— start of The records —

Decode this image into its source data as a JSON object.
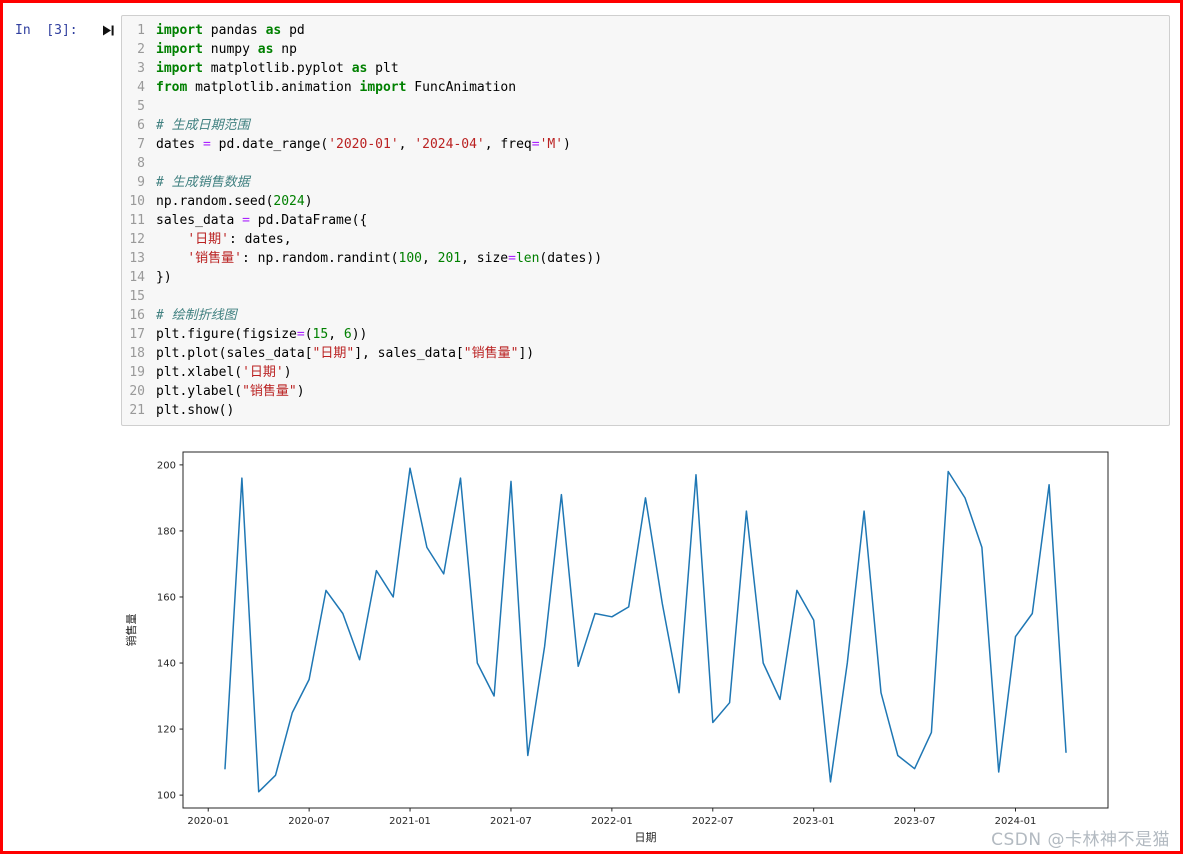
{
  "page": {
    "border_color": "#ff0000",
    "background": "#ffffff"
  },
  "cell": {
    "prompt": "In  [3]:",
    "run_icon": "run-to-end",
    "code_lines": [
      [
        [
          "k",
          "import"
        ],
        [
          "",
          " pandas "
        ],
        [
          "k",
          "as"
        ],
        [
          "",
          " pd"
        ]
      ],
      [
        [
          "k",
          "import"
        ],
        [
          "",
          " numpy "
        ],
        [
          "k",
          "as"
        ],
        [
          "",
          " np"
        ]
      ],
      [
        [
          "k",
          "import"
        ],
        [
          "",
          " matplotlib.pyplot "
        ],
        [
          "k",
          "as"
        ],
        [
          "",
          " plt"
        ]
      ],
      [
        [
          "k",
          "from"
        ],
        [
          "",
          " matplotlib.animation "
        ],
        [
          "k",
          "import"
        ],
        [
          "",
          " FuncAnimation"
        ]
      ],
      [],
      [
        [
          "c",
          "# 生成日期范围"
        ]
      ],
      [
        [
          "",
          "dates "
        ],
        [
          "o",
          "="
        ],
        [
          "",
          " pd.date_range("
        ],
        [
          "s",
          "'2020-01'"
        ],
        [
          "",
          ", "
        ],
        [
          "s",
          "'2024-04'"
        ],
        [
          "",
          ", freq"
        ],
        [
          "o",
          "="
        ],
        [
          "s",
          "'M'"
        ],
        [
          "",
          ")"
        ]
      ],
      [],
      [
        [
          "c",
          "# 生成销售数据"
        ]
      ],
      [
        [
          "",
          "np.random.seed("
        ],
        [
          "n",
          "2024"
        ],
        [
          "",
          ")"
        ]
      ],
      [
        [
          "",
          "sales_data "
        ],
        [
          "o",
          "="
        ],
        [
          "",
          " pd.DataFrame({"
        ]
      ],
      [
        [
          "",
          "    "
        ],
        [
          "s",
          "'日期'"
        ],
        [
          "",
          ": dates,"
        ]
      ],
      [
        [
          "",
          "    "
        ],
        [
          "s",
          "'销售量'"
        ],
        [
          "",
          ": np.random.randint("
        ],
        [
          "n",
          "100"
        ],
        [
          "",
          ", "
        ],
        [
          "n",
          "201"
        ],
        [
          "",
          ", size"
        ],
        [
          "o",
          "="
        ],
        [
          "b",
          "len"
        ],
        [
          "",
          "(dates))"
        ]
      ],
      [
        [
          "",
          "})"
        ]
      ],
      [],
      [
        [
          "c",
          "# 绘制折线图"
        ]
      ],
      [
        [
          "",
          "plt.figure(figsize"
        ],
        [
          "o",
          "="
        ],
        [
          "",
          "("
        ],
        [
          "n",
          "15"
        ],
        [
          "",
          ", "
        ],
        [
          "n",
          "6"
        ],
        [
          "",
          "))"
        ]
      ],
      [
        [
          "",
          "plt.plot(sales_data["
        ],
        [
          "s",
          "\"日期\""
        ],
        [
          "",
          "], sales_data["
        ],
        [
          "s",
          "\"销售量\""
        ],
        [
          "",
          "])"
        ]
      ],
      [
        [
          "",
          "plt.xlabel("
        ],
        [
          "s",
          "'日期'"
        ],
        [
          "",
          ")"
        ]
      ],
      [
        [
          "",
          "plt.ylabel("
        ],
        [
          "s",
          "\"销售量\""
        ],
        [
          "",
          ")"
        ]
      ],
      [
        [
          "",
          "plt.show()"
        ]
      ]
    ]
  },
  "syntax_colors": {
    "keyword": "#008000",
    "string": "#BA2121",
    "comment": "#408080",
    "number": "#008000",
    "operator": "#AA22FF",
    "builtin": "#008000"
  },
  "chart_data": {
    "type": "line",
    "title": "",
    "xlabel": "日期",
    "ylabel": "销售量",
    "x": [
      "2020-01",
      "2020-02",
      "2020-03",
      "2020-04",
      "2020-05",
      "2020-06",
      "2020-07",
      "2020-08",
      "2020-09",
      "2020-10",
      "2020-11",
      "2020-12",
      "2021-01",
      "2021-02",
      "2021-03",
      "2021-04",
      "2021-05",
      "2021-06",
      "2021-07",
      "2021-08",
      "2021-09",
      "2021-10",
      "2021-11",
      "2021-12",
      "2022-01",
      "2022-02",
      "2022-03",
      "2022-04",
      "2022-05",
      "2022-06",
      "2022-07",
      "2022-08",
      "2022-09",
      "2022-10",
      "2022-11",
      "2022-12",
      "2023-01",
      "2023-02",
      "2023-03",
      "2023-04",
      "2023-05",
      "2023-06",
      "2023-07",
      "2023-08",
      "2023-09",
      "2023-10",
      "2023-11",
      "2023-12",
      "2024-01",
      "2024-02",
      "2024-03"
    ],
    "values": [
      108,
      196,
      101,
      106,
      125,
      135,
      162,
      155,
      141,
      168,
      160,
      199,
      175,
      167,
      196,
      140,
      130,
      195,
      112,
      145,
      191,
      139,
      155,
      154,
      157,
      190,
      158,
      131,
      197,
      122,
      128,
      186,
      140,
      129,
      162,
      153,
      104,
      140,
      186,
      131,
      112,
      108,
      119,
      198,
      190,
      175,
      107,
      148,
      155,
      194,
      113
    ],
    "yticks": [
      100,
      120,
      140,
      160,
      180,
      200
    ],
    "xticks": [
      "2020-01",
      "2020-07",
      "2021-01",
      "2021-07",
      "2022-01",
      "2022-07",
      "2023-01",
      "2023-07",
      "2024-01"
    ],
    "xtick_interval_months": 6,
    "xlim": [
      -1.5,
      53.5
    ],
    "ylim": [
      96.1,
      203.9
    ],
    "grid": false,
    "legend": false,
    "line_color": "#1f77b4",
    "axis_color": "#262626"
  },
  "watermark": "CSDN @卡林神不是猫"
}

— end of The records —

▶ [Exercise goal] Reproduce each line word for word and drop the pictures.

▶ [Finished answer]
Decode this image into its source data as a JSON object.
{
  "page": {
    "border_color": "#ff0000",
    "background": "#ffffff"
  },
  "cell": {
    "prompt": "In  [3]:",
    "run_icon": "run-to-end",
    "code_lines": [
      [
        [
          "k",
          "import"
        ],
        [
          "",
          " pandas "
        ],
        [
          "k",
          "as"
        ],
        [
          "",
          " pd"
        ]
      ],
      [
        [
          "k",
          "import"
        ],
        [
          "",
          " numpy "
        ],
        [
          "k",
          "as"
        ],
        [
          "",
          " np"
        ]
      ],
      [
        [
          "k",
          "import"
        ],
        [
          "",
          " matplotlib.pyplot "
        ],
        [
          "k",
          "as"
        ],
        [
          "",
          " plt"
        ]
      ],
      [
        [
          "k",
          "from"
        ],
        [
          "",
          " matplotlib.animation "
        ],
        [
          "k",
          "import"
        ],
        [
          "",
          " FuncAnimation"
        ]
      ],
      [],
      [
        [
          "c",
          "# 生成日期范围"
        ]
      ],
      [
        [
          "",
          "dates "
        ],
        [
          "o",
          "="
        ],
        [
          "",
          " pd.date_range("
        ],
        [
          "s",
          "'2020-01'"
        ],
        [
          "",
          ", "
        ],
        [
          "s",
          "'2024-04'"
        ],
        [
          "",
          ", freq"
        ],
        [
          "o",
          "="
        ],
        [
          "s",
          "'M'"
        ],
        [
          "",
          ")"
        ]
      ],
      [],
      [
        [
          "c",
          "# 生成销售数据"
        ]
      ],
      [
        [
          "",
          "np.random.seed("
        ],
        [
          "n",
          "2024"
        ],
        [
          "",
          ")"
        ]
      ],
      [
        [
          "",
          "sales_data "
        ],
        [
          "o",
          "="
        ],
        [
          "",
          " pd.DataFrame({"
        ]
      ],
      [
        [
          "",
          "    "
        ],
        [
          "s",
          "'日期'"
        ],
        [
          "",
          ": dates,"
        ]
      ],
      [
        [
          "",
          "    "
        ],
        [
          "s",
          "'销售量'"
        ],
        [
          "",
          ": np.random.randint("
        ],
        [
          "n",
          "100"
        ],
        [
          "",
          ", "
        ],
        [
          "n",
          "201"
        ],
        [
          "",
          ", size"
        ],
        [
          "o",
          "="
        ],
        [
          "b",
          "len"
        ],
        [
          "",
          "(dates))"
        ]
      ],
      [
        [
          "",
          "})"
        ]
      ],
      [],
      [
        [
          "c",
          "# 绘制折线图"
        ]
      ],
      [
        [
          "",
          "plt.figure(figsize"
        ],
        [
          "o",
          "="
        ],
        [
          "",
          "("
        ],
        [
          "n",
          "15"
        ],
        [
          "",
          ", "
        ],
        [
          "n",
          "6"
        ],
        [
          "",
          "))"
        ]
      ],
      [
        [
          "",
          "plt.plot(sales_data["
        ],
        [
          "s",
          "\"日期\""
        ],
        [
          "",
          "], sales_data["
        ],
        [
          "s",
          "\"销售量\""
        ],
        [
          "",
          "])"
        ]
      ],
      [
        [
          "",
          "plt.xlabel("
        ],
        [
          "s",
          "'日期'"
        ],
        [
          "",
          ")"
        ]
      ],
      [
        [
          "",
          "plt.ylabel("
        ],
        [
          "s",
          "\"销售量\""
        ],
        [
          "",
          ")"
        ]
      ],
      [
        [
          "",
          "plt.show()"
        ]
      ]
    ]
  },
  "syntax_colors": {
    "keyword": "#008000",
    "string": "#BA2121",
    "comment": "#408080",
    "number": "#008000",
    "operator": "#AA22FF",
    "builtin": "#008000"
  },
  "chart_data": {
    "type": "line",
    "title": "",
    "xlabel": "日期",
    "ylabel": "销售量",
    "x": [
      "2020-01",
      "2020-02",
      "2020-03",
      "2020-04",
      "2020-05",
      "2020-06",
      "2020-07",
      "2020-08",
      "2020-09",
      "2020-10",
      "2020-11",
      "2020-12",
      "2021-01",
      "2021-02",
      "2021-03",
      "2021-04",
      "2021-05",
      "2021-06",
      "2021-07",
      "2021-08",
      "2021-09",
      "2021-10",
      "2021-11",
      "2021-12",
      "2022-01",
      "2022-02",
      "2022-03",
      "2022-04",
      "2022-05",
      "2022-06",
      "2022-07",
      "2022-08",
      "2022-09",
      "2022-10",
      "2022-11",
      "2022-12",
      "2023-01",
      "2023-02",
      "2023-03",
      "2023-04",
      "2023-05",
      "2023-06",
      "2023-07",
      "2023-08",
      "2023-09",
      "2023-10",
      "2023-11",
      "2023-12",
      "2024-01",
      "2024-02",
      "2024-03"
    ],
    "values": [
      108,
      196,
      101,
      106,
      125,
      135,
      162,
      155,
      141,
      168,
      160,
      199,
      175,
      167,
      196,
      140,
      130,
      195,
      112,
      145,
      191,
      139,
      155,
      154,
      157,
      190,
      158,
      131,
      197,
      122,
      128,
      186,
      140,
      129,
      162,
      153,
      104,
      140,
      186,
      131,
      112,
      108,
      119,
      198,
      190,
      175,
      107,
      148,
      155,
      194,
      113
    ],
    "yticks": [
      100,
      120,
      140,
      160,
      180,
      200
    ],
    "xticks": [
      "2020-01",
      "2020-07",
      "2021-01",
      "2021-07",
      "2022-01",
      "2022-07",
      "2023-01",
      "2023-07",
      "2024-01"
    ],
    "xtick_interval_months": 6,
    "xlim": [
      -1.5,
      53.5
    ],
    "ylim": [
      96.1,
      203.9
    ],
    "grid": false,
    "legend": false,
    "line_color": "#1f77b4",
    "axis_color": "#262626"
  },
  "watermark": "CSDN @卡林神不是猫"
}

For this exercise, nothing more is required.